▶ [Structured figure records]
-- BEGIN --
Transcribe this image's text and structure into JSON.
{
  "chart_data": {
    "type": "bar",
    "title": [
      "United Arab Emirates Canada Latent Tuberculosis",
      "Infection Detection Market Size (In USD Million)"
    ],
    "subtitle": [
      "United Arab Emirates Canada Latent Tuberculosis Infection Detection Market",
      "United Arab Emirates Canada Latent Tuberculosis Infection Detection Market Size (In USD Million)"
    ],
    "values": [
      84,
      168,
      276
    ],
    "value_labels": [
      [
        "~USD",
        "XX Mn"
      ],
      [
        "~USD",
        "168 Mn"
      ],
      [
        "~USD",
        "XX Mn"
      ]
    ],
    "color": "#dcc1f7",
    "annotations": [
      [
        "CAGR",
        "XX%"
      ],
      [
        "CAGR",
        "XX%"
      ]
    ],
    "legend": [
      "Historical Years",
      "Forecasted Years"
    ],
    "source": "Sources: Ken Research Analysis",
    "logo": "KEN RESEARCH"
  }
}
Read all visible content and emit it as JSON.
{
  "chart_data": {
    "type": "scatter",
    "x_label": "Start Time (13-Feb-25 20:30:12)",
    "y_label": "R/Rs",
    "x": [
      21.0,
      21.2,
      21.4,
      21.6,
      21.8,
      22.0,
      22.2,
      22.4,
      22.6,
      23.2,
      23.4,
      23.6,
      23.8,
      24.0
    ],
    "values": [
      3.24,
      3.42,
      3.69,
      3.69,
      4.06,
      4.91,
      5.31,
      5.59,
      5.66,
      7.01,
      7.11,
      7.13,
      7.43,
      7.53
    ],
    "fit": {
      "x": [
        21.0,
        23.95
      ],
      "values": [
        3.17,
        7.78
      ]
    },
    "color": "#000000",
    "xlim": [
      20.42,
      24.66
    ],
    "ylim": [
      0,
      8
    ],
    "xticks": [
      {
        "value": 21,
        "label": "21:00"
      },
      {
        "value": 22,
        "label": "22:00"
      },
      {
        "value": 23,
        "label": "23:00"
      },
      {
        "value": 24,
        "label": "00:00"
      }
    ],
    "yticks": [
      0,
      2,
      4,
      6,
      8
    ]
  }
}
-- END --
▶ [AIM] Lines containing the string "Latent" should be counted; reply with their number and nothing more.

▶ [EXERCISE ANSWER] 3